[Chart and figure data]
※
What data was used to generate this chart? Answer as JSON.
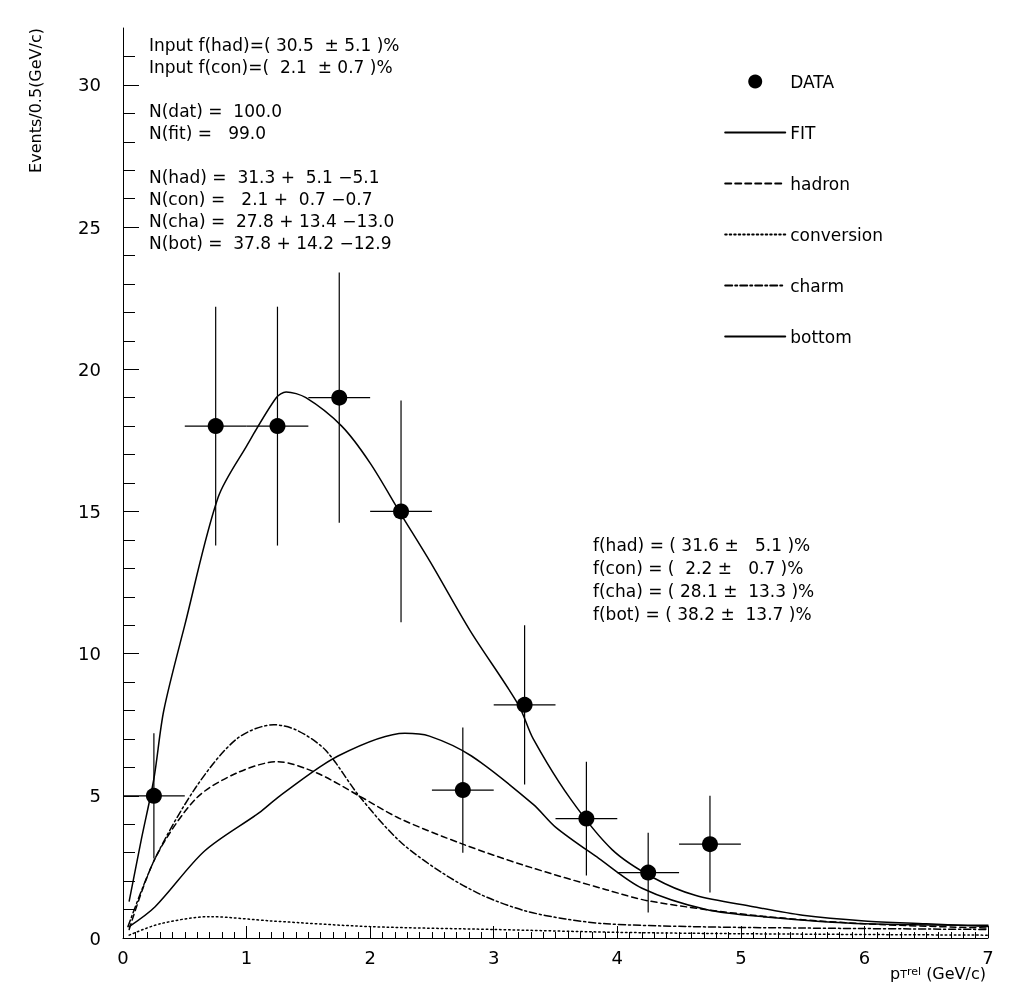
{
  "chart_data": {
    "type": "line",
    "xlabel": "p$_{T}$$^{rel}$ (GeV/c)",
    "ylabel": "Events/0.5(GeV/c)",
    "xlim": [
      0,
      7
    ],
    "xticks": [
      0,
      1,
      2,
      3,
      4,
      5,
      6,
      7
    ],
    "ylim": [
      0,
      32
    ],
    "yticks": [
      0,
      5,
      10,
      15,
      20,
      25,
      30
    ],
    "grid": false,
    "legend": "top right",
    "annotations": [
      "Input f(had)=( 30.5  ± 5.1 )%",
      "Input f(con)=(  2.1  ± 0.7 )%",
      "N(dat) =  100.0",
      "N(fit) =   99.0",
      "N(had) =  31.3 +  5.1 −5.1",
      "N(con) =   2.1 +  0.7 −0.7",
      "N(cha) =  27.8 + 13.4 −13.0",
      "N(bot) =  37.8 + 14.2 −12.9",
      "f(had) = ( 31.6 ±   5.1 )%",
      "f(con) = (  2.2 ±   0.7 )%",
      "f(cha) = ( 28.1 ±  13.3 )%",
      "f(bot) = ( 38.2 ±  13.7 )%"
    ],
    "series": [
      {
        "name": "DATA",
        "type": "scatter",
        "color": "#000000",
        "marker": "circle",
        "x": [
          0.25,
          0.75,
          1.25,
          1.75,
          2.25,
          2.75,
          3.25,
          3.75,
          4.25,
          4.75
        ],
        "values": [
          5,
          18,
          18,
          19,
          15,
          5.2,
          8.2,
          4.2,
          2.3,
          3.3
        ],
        "errors": [
          2.2,
          4.2,
          4.2,
          4.4,
          3.9,
          2.2,
          2.8,
          2.0,
          1.4,
          1.7
        ],
        "xerrors": [
          0.25,
          0.25,
          0.25,
          0.25,
          0.25,
          0.25,
          0.25,
          0.25,
          0.25,
          0.25
        ]
      },
      {
        "name": "FIT",
        "color": "#000000",
        "line_style": "solid",
        "x": [
          0.05,
          0.15,
          0.25,
          0.33,
          0.5,
          0.77,
          1.0,
          1.24,
          1.32,
          1.48,
          1.77,
          2.0,
          2.25,
          2.49,
          2.81,
          3.2,
          3.32,
          3.62,
          3.96,
          4.3,
          4.63,
          5.1,
          5.5,
          6.0,
          6.5,
          7.0
        ],
        "values": [
          1.3,
          3.5,
          5.6,
          8.0,
          11.0,
          15.5,
          17.3,
          19.0,
          19.2,
          19.0,
          18.0,
          16.7,
          14.9,
          13.2,
          10.8,
          8.2,
          7.0,
          4.9,
          3.1,
          2.1,
          1.5,
          1.1,
          0.8,
          0.6,
          0.5,
          0.4
        ]
      },
      {
        "name": "hadron",
        "color": "#000000",
        "line_style": "dashed",
        "x": [
          0.05,
          0.26,
          0.59,
          0.92,
          1.25,
          1.57,
          1.91,
          2.24,
          2.75,
          3.25,
          3.91,
          4.26,
          5.1,
          6.0,
          7.0
        ],
        "values": [
          0.3,
          2.8,
          4.9,
          5.8,
          6.2,
          5.8,
          5.0,
          4.2,
          3.3,
          2.55,
          1.7,
          1.3,
          0.8,
          0.5,
          0.35
        ]
      },
      {
        "name": "conversion",
        "color": "#000000",
        "line_style": "dotted",
        "x": [
          0.05,
          0.3,
          0.7,
          1.2,
          2.0,
          3.0,
          4.0,
          5.0,
          7.0
        ],
        "values": [
          0.1,
          0.5,
          0.75,
          0.6,
          0.4,
          0.3,
          0.2,
          0.15,
          0.1
        ]
      },
      {
        "name": "charm",
        "color": "#000000",
        "line_style": "dashdot",
        "x": [
          0.04,
          0.26,
          0.59,
          0.92,
          1.22,
          1.41,
          1.64,
          1.91,
          2.24,
          2.58,
          2.91,
          3.25,
          3.58,
          3.91,
          4.6,
          5.5,
          7.0
        ],
        "values": [
          0.4,
          2.8,
          5.3,
          7.0,
          7.5,
          7.3,
          6.6,
          5.0,
          3.4,
          2.3,
          1.5,
          0.96,
          0.67,
          0.5,
          0.4,
          0.35,
          0.3
        ]
      },
      {
        "name": "bottom",
        "color": "#000000",
        "line_style": "solid",
        "x": [
          0.05,
          0.26,
          0.66,
          1.1,
          1.27,
          1.74,
          2.28,
          2.48,
          2.82,
          3.32,
          3.5,
          3.85,
          4.2,
          4.72,
          5.2,
          6.0,
          7.0
        ],
        "values": [
          0.4,
          1.1,
          3.06,
          4.4,
          5.0,
          6.4,
          7.2,
          7.1,
          6.4,
          4.7,
          3.9,
          2.8,
          1.75,
          1.0,
          0.74,
          0.5,
          0.45
        ]
      }
    ]
  }
}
※
Quote the data above in full, leaving out the pictures it holds.

What data was used to generate this chart? Answer as JSON.
{
  "chart_data": {
    "type": "line",
    "xlabel": "p$_{T}$$^{rel}$ (GeV/c)",
    "ylabel": "Events/0.5(GeV/c)",
    "xlim": [
      0,
      7
    ],
    "xticks": [
      0,
      1,
      2,
      3,
      4,
      5,
      6,
      7
    ],
    "ylim": [
      0,
      32
    ],
    "yticks": [
      0,
      5,
      10,
      15,
      20,
      25,
      30
    ],
    "grid": false,
    "legend": "top right",
    "annotations": [
      "Input f(had)=( 30.5  ± 5.1 )%",
      "Input f(con)=(  2.1  ± 0.7 )%",
      "N(dat) =  100.0",
      "N(fit) =   99.0",
      "N(had) =  31.3 +  5.1 −5.1",
      "N(con) =   2.1 +  0.7 −0.7",
      "N(cha) =  27.8 + 13.4 −13.0",
      "N(bot) =  37.8 + 14.2 −12.9",
      "f(had) = ( 31.6 ±   5.1 )%",
      "f(con) = (  2.2 ±   0.7 )%",
      "f(cha) = ( 28.1 ±  13.3 )%",
      "f(bot) = ( 38.2 ±  13.7 )%"
    ],
    "series": [
      {
        "name": "DATA",
        "type": "scatter",
        "color": "#000000",
        "marker": "circle",
        "x": [
          0.25,
          0.75,
          1.25,
          1.75,
          2.25,
          2.75,
          3.25,
          3.75,
          4.25,
          4.75
        ],
        "values": [
          5,
          18,
          18,
          19,
          15,
          5.2,
          8.2,
          4.2,
          2.3,
          3.3
        ],
        "errors": [
          2.2,
          4.2,
          4.2,
          4.4,
          3.9,
          2.2,
          2.8,
          2.0,
          1.4,
          1.7
        ],
        "xerrors": [
          0.25,
          0.25,
          0.25,
          0.25,
          0.25,
          0.25,
          0.25,
          0.25,
          0.25,
          0.25
        ]
      },
      {
        "name": "FIT",
        "color": "#000000",
        "line_style": "solid",
        "x": [
          0.05,
          0.15,
          0.25,
          0.33,
          0.5,
          0.77,
          1.0,
          1.24,
          1.32,
          1.48,
          1.77,
          2.0,
          2.25,
          2.49,
          2.81,
          3.2,
          3.32,
          3.62,
          3.96,
          4.3,
          4.63,
          5.1,
          5.5,
          6.0,
          6.5,
          7.0
        ],
        "values": [
          1.3,
          3.5,
          5.6,
          8.0,
          11.0,
          15.5,
          17.3,
          19.0,
          19.2,
          19.0,
          18.0,
          16.7,
          14.9,
          13.2,
          10.8,
          8.2,
          7.0,
          4.9,
          3.1,
          2.1,
          1.5,
          1.1,
          0.8,
          0.6,
          0.5,
          0.4
        ]
      },
      {
        "name": "hadron",
        "color": "#000000",
        "line_style": "dashed",
        "x": [
          0.05,
          0.26,
          0.59,
          0.92,
          1.25,
          1.57,
          1.91,
          2.24,
          2.75,
          3.25,
          3.91,
          4.26,
          5.1,
          6.0,
          7.0
        ],
        "values": [
          0.3,
          2.8,
          4.9,
          5.8,
          6.2,
          5.8,
          5.0,
          4.2,
          3.3,
          2.55,
          1.7,
          1.3,
          0.8,
          0.5,
          0.35
        ]
      },
      {
        "name": "conversion",
        "color": "#000000",
        "line_style": "dotted",
        "x": [
          0.05,
          0.3,
          0.7,
          1.2,
          2.0,
          3.0,
          4.0,
          5.0,
          7.0
        ],
        "values": [
          0.1,
          0.5,
          0.75,
          0.6,
          0.4,
          0.3,
          0.2,
          0.15,
          0.1
        ]
      },
      {
        "name": "charm",
        "color": "#000000",
        "line_style": "dashdot",
        "x": [
          0.04,
          0.26,
          0.59,
          0.92,
          1.22,
          1.41,
          1.64,
          1.91,
          2.24,
          2.58,
          2.91,
          3.25,
          3.58,
          3.91,
          4.6,
          5.5,
          7.0
        ],
        "values": [
          0.4,
          2.8,
          5.3,
          7.0,
          7.5,
          7.3,
          6.6,
          5.0,
          3.4,
          2.3,
          1.5,
          0.96,
          0.67,
          0.5,
          0.4,
          0.35,
          0.3
        ]
      },
      {
        "name": "bottom",
        "color": "#000000",
        "line_style": "solid",
        "x": [
          0.05,
          0.26,
          0.66,
          1.1,
          1.27,
          1.74,
          2.28,
          2.48,
          2.82,
          3.32,
          3.5,
          3.85,
          4.2,
          4.72,
          5.2,
          6.0,
          7.0
        ],
        "values": [
          0.4,
          1.1,
          3.06,
          4.4,
          5.0,
          6.4,
          7.2,
          7.1,
          6.4,
          4.7,
          3.9,
          2.8,
          1.75,
          1.0,
          0.74,
          0.5,
          0.45
        ]
      }
    ]
  }
}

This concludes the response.